Records from a data source:
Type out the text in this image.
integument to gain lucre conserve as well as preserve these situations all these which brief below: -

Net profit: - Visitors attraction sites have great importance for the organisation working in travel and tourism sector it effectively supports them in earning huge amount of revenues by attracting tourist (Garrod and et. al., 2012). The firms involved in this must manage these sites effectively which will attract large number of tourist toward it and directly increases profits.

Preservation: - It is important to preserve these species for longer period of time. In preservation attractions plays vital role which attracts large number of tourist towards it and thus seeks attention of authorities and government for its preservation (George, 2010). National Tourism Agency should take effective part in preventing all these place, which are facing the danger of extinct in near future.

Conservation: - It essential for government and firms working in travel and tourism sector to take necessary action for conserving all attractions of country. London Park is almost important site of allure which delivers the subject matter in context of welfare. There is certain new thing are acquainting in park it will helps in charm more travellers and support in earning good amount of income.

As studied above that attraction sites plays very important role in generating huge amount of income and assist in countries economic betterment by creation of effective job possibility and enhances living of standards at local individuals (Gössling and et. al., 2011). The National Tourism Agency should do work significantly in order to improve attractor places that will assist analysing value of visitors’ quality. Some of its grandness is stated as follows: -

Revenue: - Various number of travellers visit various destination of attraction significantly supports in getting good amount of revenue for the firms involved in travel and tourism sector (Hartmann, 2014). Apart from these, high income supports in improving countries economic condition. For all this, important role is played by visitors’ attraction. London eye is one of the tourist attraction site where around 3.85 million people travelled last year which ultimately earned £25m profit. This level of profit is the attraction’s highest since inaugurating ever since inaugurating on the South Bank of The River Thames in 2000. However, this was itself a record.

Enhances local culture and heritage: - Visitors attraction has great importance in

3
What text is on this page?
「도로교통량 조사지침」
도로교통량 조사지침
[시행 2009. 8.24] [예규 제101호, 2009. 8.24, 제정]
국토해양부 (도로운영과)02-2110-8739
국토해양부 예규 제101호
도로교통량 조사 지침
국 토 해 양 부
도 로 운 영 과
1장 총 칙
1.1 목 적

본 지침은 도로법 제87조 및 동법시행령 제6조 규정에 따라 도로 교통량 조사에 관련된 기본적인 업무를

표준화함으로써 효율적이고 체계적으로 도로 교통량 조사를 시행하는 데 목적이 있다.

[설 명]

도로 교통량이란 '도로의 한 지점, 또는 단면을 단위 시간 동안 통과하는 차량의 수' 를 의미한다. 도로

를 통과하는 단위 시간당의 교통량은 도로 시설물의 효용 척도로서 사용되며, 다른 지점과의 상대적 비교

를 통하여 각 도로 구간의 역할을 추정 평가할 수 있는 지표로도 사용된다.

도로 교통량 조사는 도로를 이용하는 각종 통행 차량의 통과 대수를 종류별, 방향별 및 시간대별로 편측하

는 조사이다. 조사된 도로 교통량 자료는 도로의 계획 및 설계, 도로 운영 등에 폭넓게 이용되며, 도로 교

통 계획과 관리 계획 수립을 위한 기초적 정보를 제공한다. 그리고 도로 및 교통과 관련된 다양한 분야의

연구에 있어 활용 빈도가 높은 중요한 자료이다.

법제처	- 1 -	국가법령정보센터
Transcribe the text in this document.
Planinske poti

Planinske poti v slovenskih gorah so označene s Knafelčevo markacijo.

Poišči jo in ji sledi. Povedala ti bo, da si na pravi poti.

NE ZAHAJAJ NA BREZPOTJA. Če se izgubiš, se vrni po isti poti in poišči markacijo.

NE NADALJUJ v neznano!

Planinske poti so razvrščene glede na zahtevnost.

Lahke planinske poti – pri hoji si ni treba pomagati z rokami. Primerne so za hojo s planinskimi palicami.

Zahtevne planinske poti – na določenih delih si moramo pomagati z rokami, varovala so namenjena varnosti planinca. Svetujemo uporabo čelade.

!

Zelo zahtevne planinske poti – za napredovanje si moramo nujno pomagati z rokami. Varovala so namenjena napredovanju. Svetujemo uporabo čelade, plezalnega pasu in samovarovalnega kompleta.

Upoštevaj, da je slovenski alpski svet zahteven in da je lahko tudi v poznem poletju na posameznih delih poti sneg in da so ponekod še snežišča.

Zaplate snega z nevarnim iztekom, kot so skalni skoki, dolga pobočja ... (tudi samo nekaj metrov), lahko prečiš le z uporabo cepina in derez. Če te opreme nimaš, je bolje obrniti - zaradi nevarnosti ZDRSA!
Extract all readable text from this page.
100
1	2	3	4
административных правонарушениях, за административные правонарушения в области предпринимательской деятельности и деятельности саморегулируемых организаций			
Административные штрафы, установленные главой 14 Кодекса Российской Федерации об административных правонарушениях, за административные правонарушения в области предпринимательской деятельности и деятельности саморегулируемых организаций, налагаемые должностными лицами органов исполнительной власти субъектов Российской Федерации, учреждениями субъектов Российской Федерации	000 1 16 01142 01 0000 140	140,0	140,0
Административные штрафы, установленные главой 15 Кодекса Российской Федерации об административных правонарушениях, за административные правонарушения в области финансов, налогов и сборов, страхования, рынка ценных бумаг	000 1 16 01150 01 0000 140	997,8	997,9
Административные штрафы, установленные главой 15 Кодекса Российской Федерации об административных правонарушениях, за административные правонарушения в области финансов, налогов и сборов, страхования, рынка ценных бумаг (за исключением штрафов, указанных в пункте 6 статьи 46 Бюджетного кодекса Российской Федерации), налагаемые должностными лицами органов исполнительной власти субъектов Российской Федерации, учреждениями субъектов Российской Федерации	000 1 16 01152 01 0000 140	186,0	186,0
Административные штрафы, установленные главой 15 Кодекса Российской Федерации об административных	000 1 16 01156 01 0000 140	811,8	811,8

## Task to complete
Would you write down every record again, exactly?

## Result of this task
Type out the text in this image.
integument to gain lucre conserve as well as preserve these situations all these which brief below: -

Net profit: - Visitors attraction sites have great importance for the organisation working in travel and tourism sector it effectively supports them in earning huge amount of revenues by attracting tourist (Garrod and et. al., 2012). The firms involved in this must manage these sites effectively which will attract large number of tourist toward it and directly increases profits.

Preservation: - It is important to preserve these species for longer period of time. In preservation attractions plays vital role which attracts large number of tourist towards it and thus seeks attention of authorities and government for its preservation (George, 2010). National Tourism Agency should take effective part in preventing all these place, which are facing the danger of extinct in near future.

Conservation: - It essential for government and firms working in travel and tourism sector to take necessary action for conserving all attractions of country. London Park is almost important site of allure which delivers the subject matter in context of welfare. There is certain new thing are acquainting in park it will helps in charm more travellers and support in earning good amount of income.

As studied above that attraction sites plays very important role in generating huge amount of income and assist in countries economic betterment by creation of effective job possibility and enhances living of standards at local individuals (Gössling and et. al., 2011). The National Tourism Agency should do work significantly in order to improve attractor places that will assist analysing value of visitors’ quality. Some of its grandness is stated as follows: -

Revenue: - Various number of travellers visit various destination of attraction significantly supports in getting good amount of revenue for the firms involved in travel and tourism sector (Hartmann, 2014). Apart from these, high income supports in improving countries economic condition. For all this, important role is played by visitors’ attraction. London eye is one of the tourist attraction site where around 3.85 million people travelled last year which ultimately earned £25m profit. This level of profit is the attraction’s highest since inaugurating ever since inaugurating on the South Bank of The River Thames in 2000. However, this was itself a record.

Enhances local culture and heritage: - Visitors attraction has great importance in

3
What text is on this page?
「도로교통량 조사지침」
도로교통량 조사지침
[시행 2009. 8.24] [예규 제101호, 2009. 8.24, 제정]
국토해양부 (도로운영과)02-2110-8739
국토해양부 예규 제101호
도로교통량 조사 지침
국 토 해 양 부
도 로 운 영 과
1장 총 칙
1.1 목 적

본 지침은 도로법 제87조 및 동법시행령 제6조 규정에 따라 도로 교통량 조사에 관련된 기본적인 업무를

표준화함으로써 효율적이고 체계적으로 도로 교통량 조사를 시행하는 데 목적이 있다.

[설 명]

도로 교통량이란 '도로의 한 지점, 또는 단면을 단위 시간 동안 통과하는 차량의 수' 를 의미한다. 도로

를 통과하는 단위 시간당의 교통량은 도로 시설물의 효용 척도로서 사용되며, 다른 지점과의 상대적 비교

를 통하여 각 도로 구간의 역할을 추정 평가할 수 있는 지표로도 사용된다.

도로 교통량 조사는 도로를 이용하는 각종 통행 차량의 통과 대수를 종류별, 방향별 및 시간대별로 편측하

는 조사이다. 조사된 도로 교통량 자료는 도로의 계획 및 설계, 도로 운영 등에 폭넓게 이용되며, 도로 교

통 계획과 관리 계획 수립을 위한 기초적 정보를 제공한다. 그리고 도로 및 교통과 관련된 다양한 분야의

연구에 있어 활용 빈도가 높은 중요한 자료이다.

법제처	- 1 -	국가법령정보센터
Transcribe the text in this document.
Planinske poti

Planinske poti v slovenskih gorah so označene s Knafelčevo markacijo.

Poišči jo in ji sledi. Povedala ti bo, da si na pravi poti.

NE ZAHAJAJ NA BREZPOTJA. Če se izgubiš, se vrni po isti poti in poišči markacijo.

NE NADALJUJ v neznano!

Planinske poti so razvrščene glede na zahtevnost.

Lahke planinske poti – pri hoji si ni treba pomagati z rokami. Primerne so za hojo s planinskimi palicami.

Zahtevne planinske poti – na določenih delih si moramo pomagati z rokami, varovala so namenjena varnosti planinca. Svetujemo uporabo čelade.

!

Zelo zahtevne planinske poti – za napredovanje si moramo nujno pomagati z rokami. Varovala so namenjena napredovanju. Svetujemo uporabo čelade, plezalnega pasu in samovarovalnega kompleta.

Upoštevaj, da je slovenski alpski svet zahteven in da je lahko tudi v poznem poletju na posameznih delih poti sneg in da so ponekod še snežišča.

Zaplate snega z nevarnim iztekom, kot so skalni skoki, dolga pobočja ... (tudi samo nekaj metrov), lahko prečiš le z uporabo cepina in derez. Če te opreme nimaš, je bolje obrniti - zaradi nevarnosti ZDRSA!
Extract all readable text from this page.
100
1	2	3	4
административных правонарушениях, за административные правонарушения в области предпринимательской деятельности и деятельности саморегулируемых организаций			
Административные штрафы, установленные главой 14 Кодекса Российской Федерации об административных правонарушениях, за административные правонарушения в области предпринимательской деятельности и деятельности саморегулируемых организаций, налагаемые должностными лицами органов исполнительной власти субъектов Российской Федерации, учреждениями субъектов Российской Федерации	000 1 16 01142 01 0000 140	140,0	140,0
Административные штрафы, установленные главой 15 Кодекса Российской Федерации об административных правонарушениях, за административные правонарушения в области финансов, налогов и сборов, страхования, рынка ценных бумаг	000 1 16 01150 01 0000 140	997,8	997,9
Административные штрафы, установленные главой 15 Кодекса Российской Федерации об административных правонарушениях, за административные правонарушения в области финансов, налогов и сборов, страхования, рынка ценных бумаг (за исключением штрафов, указанных в пункте 6 статьи 46 Бюджетного кодекса Российской Федерации), налагаемые должностными лицами органов исполнительной власти субъектов Российской Федерации, учреждениями субъектов Российской Федерации	000 1 16 01152 01 0000 140	186,0	186,0
Административные штрафы, установленные главой 15 Кодекса Российской Федерации об административных	000 1 16 01156 01 0000 140	811,8	811,8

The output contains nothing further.